◆ Aim of the task: Set down the material once more, exactly as it appears.

◆ Raw data:
━━━━━━━━━━━━━━━━━━━━━━━━━━━━━━
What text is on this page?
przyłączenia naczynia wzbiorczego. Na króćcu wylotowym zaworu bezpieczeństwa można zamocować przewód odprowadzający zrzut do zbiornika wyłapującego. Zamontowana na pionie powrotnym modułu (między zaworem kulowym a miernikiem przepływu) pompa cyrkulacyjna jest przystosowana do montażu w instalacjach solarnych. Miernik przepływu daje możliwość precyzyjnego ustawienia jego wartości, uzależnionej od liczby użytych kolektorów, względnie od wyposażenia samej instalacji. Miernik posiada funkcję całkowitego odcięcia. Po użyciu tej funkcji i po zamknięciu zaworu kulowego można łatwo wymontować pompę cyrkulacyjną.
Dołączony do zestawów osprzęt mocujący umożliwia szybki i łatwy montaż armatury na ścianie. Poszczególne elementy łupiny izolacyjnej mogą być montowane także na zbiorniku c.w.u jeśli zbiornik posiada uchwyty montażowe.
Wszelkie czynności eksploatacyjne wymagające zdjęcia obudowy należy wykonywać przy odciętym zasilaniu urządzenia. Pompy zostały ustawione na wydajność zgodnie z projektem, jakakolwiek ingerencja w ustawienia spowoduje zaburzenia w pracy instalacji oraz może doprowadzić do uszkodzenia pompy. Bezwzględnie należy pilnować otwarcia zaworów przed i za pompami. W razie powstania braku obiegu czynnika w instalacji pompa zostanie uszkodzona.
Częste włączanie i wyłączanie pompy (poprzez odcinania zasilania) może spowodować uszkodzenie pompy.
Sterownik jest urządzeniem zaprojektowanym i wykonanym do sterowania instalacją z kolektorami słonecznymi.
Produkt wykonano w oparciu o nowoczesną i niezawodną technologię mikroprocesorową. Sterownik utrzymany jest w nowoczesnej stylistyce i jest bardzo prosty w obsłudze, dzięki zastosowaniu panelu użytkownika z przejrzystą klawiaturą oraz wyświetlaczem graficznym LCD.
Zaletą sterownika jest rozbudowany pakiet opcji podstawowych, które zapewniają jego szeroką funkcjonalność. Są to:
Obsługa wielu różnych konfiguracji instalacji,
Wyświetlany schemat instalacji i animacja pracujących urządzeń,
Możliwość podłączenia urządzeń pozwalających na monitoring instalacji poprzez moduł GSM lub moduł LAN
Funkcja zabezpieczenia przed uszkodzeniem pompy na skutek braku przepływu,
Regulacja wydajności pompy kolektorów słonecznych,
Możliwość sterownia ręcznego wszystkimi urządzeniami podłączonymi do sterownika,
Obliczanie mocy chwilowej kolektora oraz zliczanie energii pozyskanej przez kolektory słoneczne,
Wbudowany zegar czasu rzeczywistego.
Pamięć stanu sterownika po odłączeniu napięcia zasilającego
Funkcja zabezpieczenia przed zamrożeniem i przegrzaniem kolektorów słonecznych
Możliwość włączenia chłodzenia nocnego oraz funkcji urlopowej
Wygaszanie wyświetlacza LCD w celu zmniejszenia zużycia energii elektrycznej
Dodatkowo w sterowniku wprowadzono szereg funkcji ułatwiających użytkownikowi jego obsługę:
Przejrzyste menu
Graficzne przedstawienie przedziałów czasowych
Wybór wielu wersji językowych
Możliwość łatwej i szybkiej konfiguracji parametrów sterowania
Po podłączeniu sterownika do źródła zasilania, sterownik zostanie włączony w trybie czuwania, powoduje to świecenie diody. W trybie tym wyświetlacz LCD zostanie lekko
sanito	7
━━━━━━━━━━━━━━━━━━━━━━━━━━━━━━
◆ Complete response:
What text is on this page?
przyłączenia naczynia wzbiorczego. Na króćcu wylotowym zaworu bezpieczeństwa można zamocować przewód odprowadzający zrzut do zbiornika wyłapującego. Zamontowana na pionie powrotnym modułu (między zaworem kulowym a miernikiem przepływu) pompa cyrkulacyjna jest przystosowana do montażu w instalacjach solarnych. Miernik przepływu daje możliwość precyzyjnego ustawienia jego wartości, uzależnionej od liczby użytych kolektorów, względnie od wyposażenia samej instalacji. Miernik posiada funkcję całkowitego odcięcia. Po użyciu tej funkcji i po zamknięciu zaworu kulowego można łatwo wymontować pompę cyrkulacyjną.
Dołączony do zestawów osprzęt mocujący umożliwia szybki i łatwy montaż armatury na ścianie. Poszczególne elementy łupiny izolacyjnej mogą być montowane także na zbiorniku c.w.u jeśli zbiornik posiada uchwyty montażowe.
Wszelkie czynności eksploatacyjne wymagające zdjęcia obudowy należy wykonywać przy odciętym zasilaniu urządzenia. Pompy zostały ustawione na wydajność zgodnie z projektem, jakakolwiek ingerencja w ustawienia spowoduje zaburzenia w pracy instalacji oraz może doprowadzić do uszkodzenia pompy. Bezwzględnie należy pilnować otwarcia zaworów przed i za pompami. W razie powstania braku obiegu czynnika w instalacji pompa zostanie uszkodzona.
Częste włączanie i wyłączanie pompy (poprzez odcinania zasilania) może spowodować uszkodzenie pompy.
Sterownik jest urządzeniem zaprojektowanym i wykonanym do sterowania instalacją z kolektorami słonecznymi.
Produkt wykonano w oparciu o nowoczesną i niezawodną technologię mikroprocesorową. Sterownik utrzymany jest w nowoczesnej stylistyce i jest bardzo prosty w obsłudze, dzięki zastosowaniu panelu użytkownika z przejrzystą klawiaturą oraz wyświetlaczem graficznym LCD.
Zaletą sterownika jest rozbudowany pakiet opcji podstawowych, które zapewniają jego szeroką funkcjonalność. Są to:
Obsługa wielu różnych konfiguracji instalacji,
Wyświetlany schemat instalacji i animacja pracujących urządzeń,
Możliwość podłączenia urządzeń pozwalających na monitoring instalacji poprzez moduł GSM lub moduł LAN
Funkcja zabezpieczenia przed uszkodzeniem pompy na skutek braku przepływu,
Regulacja wydajności pompy kolektorów słonecznych,
Możliwość sterownia ręcznego wszystkimi urządzeniami podłączonymi do sterownika,
Obliczanie mocy chwilowej kolektora oraz zliczanie energii pozyskanej przez kolektory słoneczne,
Wbudowany zegar czasu rzeczywistego.
Pamięć stanu sterownika po odłączeniu napięcia zasilającego
Funkcja zabezpieczenia przed zamrożeniem i przegrzaniem kolektorów słonecznych
Możliwość włączenia chłodzenia nocnego oraz funkcji urlopowej
Wygaszanie wyświetlacza LCD w celu zmniejszenia zużycia energii elektrycznej
Dodatkowo w sterowniku wprowadzono szereg funkcji ułatwiających użytkownikowi jego obsługę:
Przejrzyste menu
Graficzne przedstawienie przedziałów czasowych
Wybór wielu wersji językowych
Możliwość łatwej i szybkiej konfiguracji parametrów sterowania
Po podłączeniu sterownika do źródła zasilania, sterownik zostanie włączony w trybie czuwania, powoduje to świecenie diody. W trybie tym wyświetlacz LCD zostanie lekko
sanito	7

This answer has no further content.